**INPUT MATERIAL:**
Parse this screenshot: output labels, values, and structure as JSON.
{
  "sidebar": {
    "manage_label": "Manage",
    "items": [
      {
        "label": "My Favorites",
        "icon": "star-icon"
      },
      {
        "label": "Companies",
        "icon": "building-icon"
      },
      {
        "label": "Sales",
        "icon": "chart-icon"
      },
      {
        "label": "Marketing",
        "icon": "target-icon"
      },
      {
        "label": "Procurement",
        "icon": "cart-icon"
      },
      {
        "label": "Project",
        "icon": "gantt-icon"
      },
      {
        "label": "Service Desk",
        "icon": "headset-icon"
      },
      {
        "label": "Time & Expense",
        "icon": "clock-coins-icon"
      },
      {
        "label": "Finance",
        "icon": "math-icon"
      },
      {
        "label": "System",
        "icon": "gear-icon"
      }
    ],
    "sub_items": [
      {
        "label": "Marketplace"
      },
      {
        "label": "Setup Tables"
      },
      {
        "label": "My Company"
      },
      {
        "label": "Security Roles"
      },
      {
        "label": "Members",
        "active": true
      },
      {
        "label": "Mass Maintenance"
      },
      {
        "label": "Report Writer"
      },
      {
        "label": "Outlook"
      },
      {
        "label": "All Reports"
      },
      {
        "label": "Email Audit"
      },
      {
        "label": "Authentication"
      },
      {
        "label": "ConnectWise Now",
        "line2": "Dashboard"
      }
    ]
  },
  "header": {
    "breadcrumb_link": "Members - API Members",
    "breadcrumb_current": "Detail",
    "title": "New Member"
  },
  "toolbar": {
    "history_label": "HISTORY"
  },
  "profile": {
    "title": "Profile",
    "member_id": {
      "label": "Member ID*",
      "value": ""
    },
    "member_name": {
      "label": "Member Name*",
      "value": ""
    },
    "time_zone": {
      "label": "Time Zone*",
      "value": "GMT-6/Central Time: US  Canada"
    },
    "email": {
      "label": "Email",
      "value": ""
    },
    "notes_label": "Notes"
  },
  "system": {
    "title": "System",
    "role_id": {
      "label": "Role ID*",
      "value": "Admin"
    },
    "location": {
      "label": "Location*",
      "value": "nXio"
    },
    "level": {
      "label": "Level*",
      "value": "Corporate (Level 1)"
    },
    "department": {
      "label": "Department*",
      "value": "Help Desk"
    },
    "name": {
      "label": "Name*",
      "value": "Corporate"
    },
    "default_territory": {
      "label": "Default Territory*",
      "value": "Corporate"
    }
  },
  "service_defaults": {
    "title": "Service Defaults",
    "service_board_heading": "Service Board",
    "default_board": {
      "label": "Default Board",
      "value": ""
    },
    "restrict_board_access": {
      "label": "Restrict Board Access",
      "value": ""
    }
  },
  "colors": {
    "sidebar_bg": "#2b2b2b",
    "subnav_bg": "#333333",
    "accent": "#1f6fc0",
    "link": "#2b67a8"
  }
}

**TASK TO CARRY OUT:**
Write out the material from the first line to the last, exactly.

**RESULT:**
Parse this screenshot: output labels, values, and structure as JSON.
{
  "sidebar": {
    "manage_label": "Manage",
    "items": [
      {
        "label": "My Favorites",
        "icon": "star-icon"
      },
      {
        "label": "Companies",
        "icon": "building-icon"
      },
      {
        "label": "Sales",
        "icon": "chart-icon"
      },
      {
        "label": "Marketing",
        "icon": "target-icon"
      },
      {
        "label": "Procurement",
        "icon": "cart-icon"
      },
      {
        "label": "Project",
        "icon": "gantt-icon"
      },
      {
        "label": "Service Desk",
        "icon": "headset-icon"
      },
      {
        "label": "Time & Expense",
        "icon": "clock-coins-icon"
      },
      {
        "label": "Finance",
        "icon": "math-icon"
      },
      {
        "label": "System",
        "icon": "gear-icon"
      }
    ],
    "sub_items": [
      {
        "label": "Marketplace"
      },
      {
        "label": "Setup Tables"
      },
      {
        "label": "My Company"
      },
      {
        "label": "Security Roles"
      },
      {
        "label": "Members",
        "active": true
      },
      {
        "label": "Mass Maintenance"
      },
      {
        "label": "Report Writer"
      },
      {
        "label": "Outlook"
      },
      {
        "label": "All Reports"
      },
      {
        "label": "Email Audit"
      },
      {
        "label": "Authentication"
      },
      {
        "label": "ConnectWise Now",
        "line2": "Dashboard"
      }
    ]
  },
  "header": {
    "breadcrumb_link": "Members - API Members",
    "breadcrumb_current": "Detail",
    "title": "New Member"
  },
  "toolbar": {
    "history_label": "HISTORY"
  },
  "profile": {
    "title": "Profile",
    "member_id": {
      "label": "Member ID*",
      "value": ""
    },
    "member_name": {
      "label": "Member Name*",
      "value": ""
    },
    "time_zone": {
      "label": "Time Zone*",
      "value": "GMT-6/Central Time: US  Canada"
    },
    "email": {
      "label": "Email",
      "value": ""
    },
    "notes_label": "Notes"
  },
  "system": {
    "title": "System",
    "role_id": {
      "label": "Role ID*",
      "value": "Admin"
    },
    "location": {
      "label": "Location*",
      "value": "nXio"
    },
    "level": {
      "label": "Level*",
      "value": "Corporate (Level 1)"
    },
    "department": {
      "label": "Department*",
      "value": "Help Desk"
    },
    "name": {
      "label": "Name*",
      "value": "Corporate"
    },
    "default_territory": {
      "label": "Default Territory*",
      "value": "Corporate"
    }
  },
  "service_defaults": {
    "title": "Service Defaults",
    "service_board_heading": "Service Board",
    "default_board": {
      "label": "Default Board",
      "value": ""
    },
    "restrict_board_access": {
      "label": "Restrict Board Access",
      "value": ""
    }
  },
  "colors": {
    "sidebar_bg": "#2b2b2b",
    "subnav_bg": "#333333",
    "accent": "#1f6fc0",
    "link": "#2b67a8"
  }
}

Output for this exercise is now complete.